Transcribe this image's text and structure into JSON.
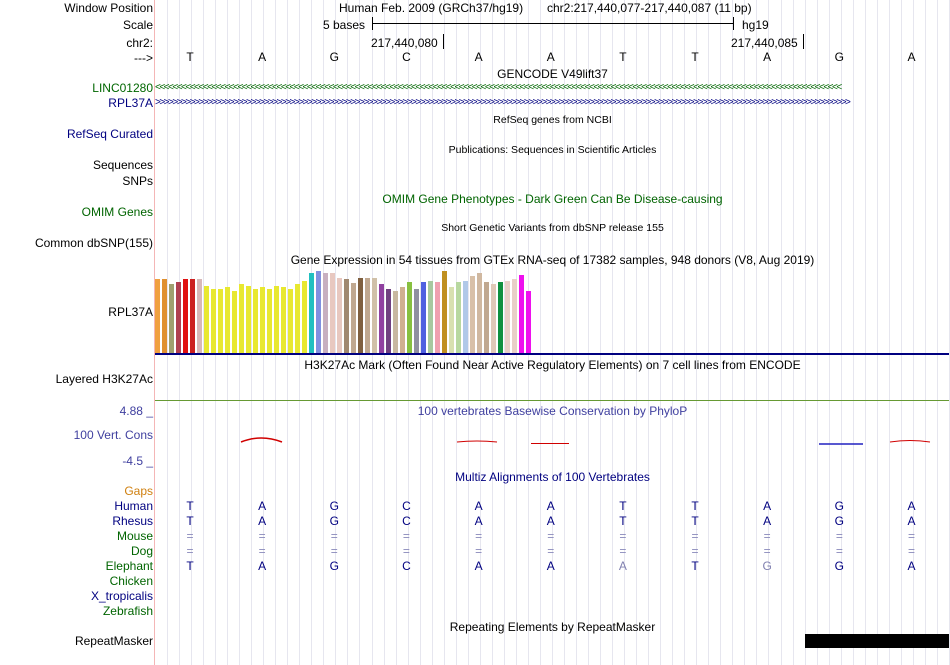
{
  "labels": {
    "window_position": "Window Position",
    "scale": "Scale",
    "chrom": "chr2:",
    "strand": "--->",
    "linc": "LINC01280",
    "rpl37a": "RPL37A",
    "refseq": "RefSeq Curated",
    "sequences": "Sequences",
    "snps": "SNPs",
    "omim": "OMIM Genes",
    "common_dbsnp": "Common dbSNP(155)",
    "gtex_gene": "RPL37A",
    "layered": "Layered H3K27Ac",
    "cons_max": "4.88 _",
    "cons_label": "100 Vert. Cons",
    "cons_min": "-4.5 _",
    "gaps": "Gaps",
    "repeatmasker": "RepeatMasker"
  },
  "header": {
    "assembly": "Human Feb. 2009 (GRCh37/hg19)",
    "position": "chr2:217,440,077-217,440,087 (11 bp)",
    "scale_text": "5 bases",
    "db": "hg19",
    "coord1": "217,440,080",
    "coord2": "217,440,085"
  },
  "sequence": [
    "T",
    "A",
    "G",
    "C",
    "A",
    "A",
    "T",
    "T",
    "A",
    "G",
    "A"
  ],
  "tracks": {
    "gencode_title": "GENCODE V49lift37",
    "linc_arrows": "<<<<<<<<<<<<<<<<<<<<<<<<<<<<<<<<<<<<<<<<<<<<<<<<<<<<<<<<<<<<<<<<<<<<<<<<<<<<<<<<<<<<<<<<<<<<<<<<<<<<<<<<<<<<<<<<<<<<<<<<<<<<<<<<<<<<<<<<<<<<<<<<<<<<<<<<<<<<<<",
    "rpl_arrows": ">>>>>>>>>>>>>>>>>>>>>>>>>>>>>>>>>>>>>>>>>>>>>>>>>>>>>>>>>>>>>>>>>>>>>>>>>>>>>>>>>>>>>>>>>>>>>>>>>>>>>>>>>>>>>>>>>>>>>>>>>>>>>>>>>>>>>>>>>>>>>>>>>>>>>>>>>>>>>>>>",
    "refseq_title": "RefSeq genes from NCBI",
    "pubs_title": "Publications: Sequences in Scientific Articles",
    "omim_title": "OMIM Gene Phenotypes - Dark Green Can Be Disease-causing",
    "dbsnp_title": "Short Genetic Variants from dbSNP release 155",
    "gtex_title": "Gene Expression in 54 tissues from GTEx RNA-seq of 17382 samples, 948 donors (V8, Aug 2019)",
    "h3k27ac_title": "H3K27Ac Mark (Often Found Near Active Regulatory Elements) on 7 cell lines from ENCODE",
    "phylop_title": "100 vertebrates Basewise Conservation by PhyloP",
    "multiz_title": "Multiz Alignments of 100 Vertebrates",
    "repeat_title": "Repeating Elements by RepeatMasker"
  },
  "gtex": {
    "values": [
      0.9,
      0.9,
      0.84,
      0.87,
      0.9,
      0.9,
      0.9,
      0.82,
      0.78,
      0.78,
      0.8,
      0.76,
      0.84,
      0.82,
      0.78,
      0.81,
      0.78,
      0.82,
      0.8,
      0.78,
      0.84,
      0.88,
      0.98,
      1.0,
      0.98,
      0.98,
      0.92,
      0.9,
      0.85,
      0.92,
      0.92,
      0.92,
      0.84,
      0.78,
      0.76,
      0.8,
      0.86,
      0.78,
      0.86,
      0.88,
      0.86,
      1.0,
      0.8,
      0.86,
      0.88,
      0.94,
      0.98,
      0.86,
      0.84,
      0.86,
      0.88,
      0.9,
      0.95,
      0.75
    ],
    "colors": [
      "#f0a040",
      "#e09030",
      "#a0a070",
      "#b04050",
      "#e01010",
      "#cc2020",
      "#d8b8b8",
      "#e8e830",
      "#e8e830",
      "#e8e830",
      "#e8e830",
      "#e8e830",
      "#e8e830",
      "#e8e830",
      "#e8e830",
      "#e8e830",
      "#e8e830",
      "#e8e830",
      "#e8e830",
      "#e8e830",
      "#e8e830",
      "#e8e830",
      "#20c0c0",
      "#8090e0",
      "#c8b0c0",
      "#e8c8c0",
      "#e8c8c0",
      "#a08870",
      "#c0a890",
      "#806040",
      "#c0a890",
      "#d0c0a8",
      "#9040a0",
      "#704080",
      "#c8b8a0",
      "#d0b090",
      "#88c040",
      "#9090a0",
      "#5060e0",
      "#a8c8a0",
      "#f0a0b0",
      "#c09020",
      "#d8e0b0",
      "#b8d8a0",
      "#b0c8e8",
      "#d8c0a8",
      "#d0b8a0",
      "#c0a890",
      "#e0c8b8",
      "#109040",
      "#e8d0c8",
      "#e8d0c8",
      "#ee10ee",
      "#ee10ee"
    ]
  },
  "multiz": {
    "species": [
      "Human",
      "Rhesus",
      "Mouse",
      "Dog",
      "Elephant",
      "Chicken",
      "X_tropicalis",
      "Zebrafish"
    ],
    "human": [
      "T",
      "A",
      "G",
      "C",
      "A",
      "A",
      "T",
      "T",
      "A",
      "G",
      "A"
    ],
    "rhesus": [
      "T",
      "A",
      "G",
      "C",
      "A",
      "A",
      "T",
      "T",
      "A",
      "G",
      "A"
    ],
    "mouse": [
      "=",
      "=",
      "=",
      "=",
      "=",
      "=",
      "=",
      "=",
      "=",
      "=",
      "="
    ],
    "dog": [
      "=",
      "=",
      "=",
      "=",
      "=",
      "=",
      "=",
      "=",
      "=",
      "=",
      "="
    ],
    "elephant": [
      "T",
      "A",
      "G",
      "C",
      "A",
      "A",
      "A",
      "T",
      "G",
      "G",
      "A"
    ]
  },
  "colors": {
    "linc_green": "#006600",
    "navy": "#000080",
    "omim_green": "#006400",
    "phylop_blue": "#3f3f9f",
    "h3k27ac_line": "#669933",
    "gaps_orange": "#d08010",
    "species_green": "#006400",
    "lowcons_gray": "#8080b0"
  }
}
+++
Work instruction
Each line above must be repeated exactly in the answer, with pictures omitted.

Finished task
Transcribe this image's text and structure into JSON.
{
  "labels": {
    "window_position": "Window Position",
    "scale": "Scale",
    "chrom": "chr2:",
    "strand": "--->",
    "linc": "LINC01280",
    "rpl37a": "RPL37A",
    "refseq": "RefSeq Curated",
    "sequences": "Sequences",
    "snps": "SNPs",
    "omim": "OMIM Genes",
    "common_dbsnp": "Common dbSNP(155)",
    "gtex_gene": "RPL37A",
    "layered": "Layered H3K27Ac",
    "cons_max": "4.88 _",
    "cons_label": "100 Vert. Cons",
    "cons_min": "-4.5 _",
    "gaps": "Gaps",
    "repeatmasker": "RepeatMasker"
  },
  "header": {
    "assembly": "Human Feb. 2009 (GRCh37/hg19)",
    "position": "chr2:217,440,077-217,440,087 (11 bp)",
    "scale_text": "5 bases",
    "db": "hg19",
    "coord1": "217,440,080",
    "coord2": "217,440,085"
  },
  "sequence": [
    "T",
    "A",
    "G",
    "C",
    "A",
    "A",
    "T",
    "T",
    "A",
    "G",
    "A"
  ],
  "tracks": {
    "gencode_title": "GENCODE V49lift37",
    "linc_arrows": "<<<<<<<<<<<<<<<<<<<<<<<<<<<<<<<<<<<<<<<<<<<<<<<<<<<<<<<<<<<<<<<<<<<<<<<<<<<<<<<<<<<<<<<<<<<<<<<<<<<<<<<<<<<<<<<<<<<<<<<<<<<<<<<<<<<<<<<<<<<<<<<<<<<<<<<<<<<<<<",
    "rpl_arrows": ">>>>>>>>>>>>>>>>>>>>>>>>>>>>>>>>>>>>>>>>>>>>>>>>>>>>>>>>>>>>>>>>>>>>>>>>>>>>>>>>>>>>>>>>>>>>>>>>>>>>>>>>>>>>>>>>>>>>>>>>>>>>>>>>>>>>>>>>>>>>>>>>>>>>>>>>>>>>>>>>",
    "refseq_title": "RefSeq genes from NCBI",
    "pubs_title": "Publications: Sequences in Scientific Articles",
    "omim_title": "OMIM Gene Phenotypes - Dark Green Can Be Disease-causing",
    "dbsnp_title": "Short Genetic Variants from dbSNP release 155",
    "gtex_title": "Gene Expression in 54 tissues from GTEx RNA-seq of 17382 samples, 948 donors (V8, Aug 2019)",
    "h3k27ac_title": "H3K27Ac Mark (Often Found Near Active Regulatory Elements) on 7 cell lines from ENCODE",
    "phylop_title": "100 vertebrates Basewise Conservation by PhyloP",
    "multiz_title": "Multiz Alignments of 100 Vertebrates",
    "repeat_title": "Repeating Elements by RepeatMasker"
  },
  "gtex": {
    "values": [
      0.9,
      0.9,
      0.84,
      0.87,
      0.9,
      0.9,
      0.9,
      0.82,
      0.78,
      0.78,
      0.8,
      0.76,
      0.84,
      0.82,
      0.78,
      0.81,
      0.78,
      0.82,
      0.8,
      0.78,
      0.84,
      0.88,
      0.98,
      1.0,
      0.98,
      0.98,
      0.92,
      0.9,
      0.85,
      0.92,
      0.92,
      0.92,
      0.84,
      0.78,
      0.76,
      0.8,
      0.86,
      0.78,
      0.86,
      0.88,
      0.86,
      1.0,
      0.8,
      0.86,
      0.88,
      0.94,
      0.98,
      0.86,
      0.84,
      0.86,
      0.88,
      0.9,
      0.95,
      0.75
    ],
    "colors": [
      "#f0a040",
      "#e09030",
      "#a0a070",
      "#b04050",
      "#e01010",
      "#cc2020",
      "#d8b8b8",
      "#e8e830",
      "#e8e830",
      "#e8e830",
      "#e8e830",
      "#e8e830",
      "#e8e830",
      "#e8e830",
      "#e8e830",
      "#e8e830",
      "#e8e830",
      "#e8e830",
      "#e8e830",
      "#e8e830",
      "#e8e830",
      "#e8e830",
      "#20c0c0",
      "#8090e0",
      "#c8b0c0",
      "#e8c8c0",
      "#e8c8c0",
      "#a08870",
      "#c0a890",
      "#806040",
      "#c0a890",
      "#d0c0a8",
      "#9040a0",
      "#704080",
      "#c8b8a0",
      "#d0b090",
      "#88c040",
      "#9090a0",
      "#5060e0",
      "#a8c8a0",
      "#f0a0b0",
      "#c09020",
      "#d8e0b0",
      "#b8d8a0",
      "#b0c8e8",
      "#d8c0a8",
      "#d0b8a0",
      "#c0a890",
      "#e0c8b8",
      "#109040",
      "#e8d0c8",
      "#e8d0c8",
      "#ee10ee",
      "#ee10ee"
    ]
  },
  "multiz": {
    "species": [
      "Human",
      "Rhesus",
      "Mouse",
      "Dog",
      "Elephant",
      "Chicken",
      "X_tropicalis",
      "Zebrafish"
    ],
    "human": [
      "T",
      "A",
      "G",
      "C",
      "A",
      "A",
      "T",
      "T",
      "A",
      "G",
      "A"
    ],
    "rhesus": [
      "T",
      "A",
      "G",
      "C",
      "A",
      "A",
      "T",
      "T",
      "A",
      "G",
      "A"
    ],
    "mouse": [
      "=",
      "=",
      "=",
      "=",
      "=",
      "=",
      "=",
      "=",
      "=",
      "=",
      "="
    ],
    "dog": [
      "=",
      "=",
      "=",
      "=",
      "=",
      "=",
      "=",
      "=",
      "=",
      "=",
      "="
    ],
    "elephant": [
      "T",
      "A",
      "G",
      "C",
      "A",
      "A",
      "A",
      "T",
      "G",
      "G",
      "A"
    ]
  },
  "colors": {
    "linc_green": "#006600",
    "navy": "#000080",
    "omim_green": "#006400",
    "phylop_blue": "#3f3f9f",
    "h3k27ac_line": "#669933",
    "gaps_orange": "#d08010",
    "species_green": "#006400",
    "lowcons_gray": "#8080b0"
  }
}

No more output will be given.